**Extracted records:**

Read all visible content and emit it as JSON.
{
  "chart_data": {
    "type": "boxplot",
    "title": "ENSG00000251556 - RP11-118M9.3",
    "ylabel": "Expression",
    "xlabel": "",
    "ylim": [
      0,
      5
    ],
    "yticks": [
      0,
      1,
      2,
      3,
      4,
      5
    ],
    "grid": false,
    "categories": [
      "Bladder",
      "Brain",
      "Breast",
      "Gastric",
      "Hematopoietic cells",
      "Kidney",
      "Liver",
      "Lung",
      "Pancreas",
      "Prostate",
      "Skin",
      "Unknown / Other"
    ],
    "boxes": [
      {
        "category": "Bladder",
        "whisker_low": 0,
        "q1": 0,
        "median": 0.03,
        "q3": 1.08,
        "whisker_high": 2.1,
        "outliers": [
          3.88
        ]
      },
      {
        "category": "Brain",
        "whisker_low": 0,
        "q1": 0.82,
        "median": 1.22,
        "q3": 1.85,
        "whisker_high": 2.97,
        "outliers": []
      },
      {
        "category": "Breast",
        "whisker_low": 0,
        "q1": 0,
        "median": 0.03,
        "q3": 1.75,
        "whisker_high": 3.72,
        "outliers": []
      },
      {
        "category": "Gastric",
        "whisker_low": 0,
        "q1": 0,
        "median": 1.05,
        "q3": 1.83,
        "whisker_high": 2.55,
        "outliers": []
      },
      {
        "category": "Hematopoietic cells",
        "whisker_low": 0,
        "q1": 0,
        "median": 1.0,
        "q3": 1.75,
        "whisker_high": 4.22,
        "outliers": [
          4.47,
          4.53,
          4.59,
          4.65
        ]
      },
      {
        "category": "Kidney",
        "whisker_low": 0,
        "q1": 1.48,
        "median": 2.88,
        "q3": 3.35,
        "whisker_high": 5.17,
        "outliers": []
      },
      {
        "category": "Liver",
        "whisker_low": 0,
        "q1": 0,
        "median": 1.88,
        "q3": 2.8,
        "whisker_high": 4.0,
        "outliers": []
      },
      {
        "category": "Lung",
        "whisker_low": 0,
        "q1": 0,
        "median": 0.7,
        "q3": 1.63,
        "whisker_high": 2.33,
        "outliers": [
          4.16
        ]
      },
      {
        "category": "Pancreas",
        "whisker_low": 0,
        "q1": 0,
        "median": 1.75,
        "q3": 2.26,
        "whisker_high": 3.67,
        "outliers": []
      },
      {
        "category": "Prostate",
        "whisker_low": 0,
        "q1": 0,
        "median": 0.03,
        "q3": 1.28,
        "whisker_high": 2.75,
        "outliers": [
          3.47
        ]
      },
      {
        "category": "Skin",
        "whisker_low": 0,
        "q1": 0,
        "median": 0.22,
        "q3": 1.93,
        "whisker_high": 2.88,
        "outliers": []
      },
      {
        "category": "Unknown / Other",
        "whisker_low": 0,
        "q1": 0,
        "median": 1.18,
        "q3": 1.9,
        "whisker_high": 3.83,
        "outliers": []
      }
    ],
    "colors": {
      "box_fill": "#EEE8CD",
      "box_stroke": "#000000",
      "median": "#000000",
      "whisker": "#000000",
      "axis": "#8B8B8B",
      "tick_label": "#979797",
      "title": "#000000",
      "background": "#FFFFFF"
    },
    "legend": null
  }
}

**What to work on:**
Nothing in the records may be left out; reproduce them exactly.

**Reply to the task:**
Read all visible content and emit it as JSON.
{
  "chart_data": {
    "type": "boxplot",
    "title": "ENSG00000251556 - RP11-118M9.3",
    "ylabel": "Expression",
    "xlabel": "",
    "ylim": [
      0,
      5
    ],
    "yticks": [
      0,
      1,
      2,
      3,
      4,
      5
    ],
    "grid": false,
    "categories": [
      "Bladder",
      "Brain",
      "Breast",
      "Gastric",
      "Hematopoietic cells",
      "Kidney",
      "Liver",
      "Lung",
      "Pancreas",
      "Prostate",
      "Skin",
      "Unknown / Other"
    ],
    "boxes": [
      {
        "category": "Bladder",
        "whisker_low": 0,
        "q1": 0,
        "median": 0.03,
        "q3": 1.08,
        "whisker_high": 2.1,
        "outliers": [
          3.88
        ]
      },
      {
        "category": "Brain",
        "whisker_low": 0,
        "q1": 0.82,
        "median": 1.22,
        "q3": 1.85,
        "whisker_high": 2.97,
        "outliers": []
      },
      {
        "category": "Breast",
        "whisker_low": 0,
        "q1": 0,
        "median": 0.03,
        "q3": 1.75,
        "whisker_high": 3.72,
        "outliers": []
      },
      {
        "category": "Gastric",
        "whisker_low": 0,
        "q1": 0,
        "median": 1.05,
        "q3": 1.83,
        "whisker_high": 2.55,
        "outliers": []
      },
      {
        "category": "Hematopoietic cells",
        "whisker_low": 0,
        "q1": 0,
        "median": 1.0,
        "q3": 1.75,
        "whisker_high": 4.22,
        "outliers": [
          4.47,
          4.53,
          4.59,
          4.65
        ]
      },
      {
        "category": "Kidney",
        "whisker_low": 0,
        "q1": 1.48,
        "median": 2.88,
        "q3": 3.35,
        "whisker_high": 5.17,
        "outliers": []
      },
      {
        "category": "Liver",
        "whisker_low": 0,
        "q1": 0,
        "median": 1.88,
        "q3": 2.8,
        "whisker_high": 4.0,
        "outliers": []
      },
      {
        "category": "Lung",
        "whisker_low": 0,
        "q1": 0,
        "median": 0.7,
        "q3": 1.63,
        "whisker_high": 2.33,
        "outliers": [
          4.16
        ]
      },
      {
        "category": "Pancreas",
        "whisker_low": 0,
        "q1": 0,
        "median": 1.75,
        "q3": 2.26,
        "whisker_high": 3.67,
        "outliers": []
      },
      {
        "category": "Prostate",
        "whisker_low": 0,
        "q1": 0,
        "median": 0.03,
        "q3": 1.28,
        "whisker_high": 2.75,
        "outliers": [
          3.47
        ]
      },
      {
        "category": "Skin",
        "whisker_low": 0,
        "q1": 0,
        "median": 0.22,
        "q3": 1.93,
        "whisker_high": 2.88,
        "outliers": []
      },
      {
        "category": "Unknown / Other",
        "whisker_low": 0,
        "q1": 0,
        "median": 1.18,
        "q3": 1.9,
        "whisker_high": 3.83,
        "outliers": []
      }
    ],
    "colors": {
      "box_fill": "#EEE8CD",
      "box_stroke": "#000000",
      "median": "#000000",
      "whisker": "#000000",
      "axis": "#8B8B8B",
      "tick_label": "#979797",
      "title": "#000000",
      "background": "#FFFFFF"
    },
    "legend": null
  }
}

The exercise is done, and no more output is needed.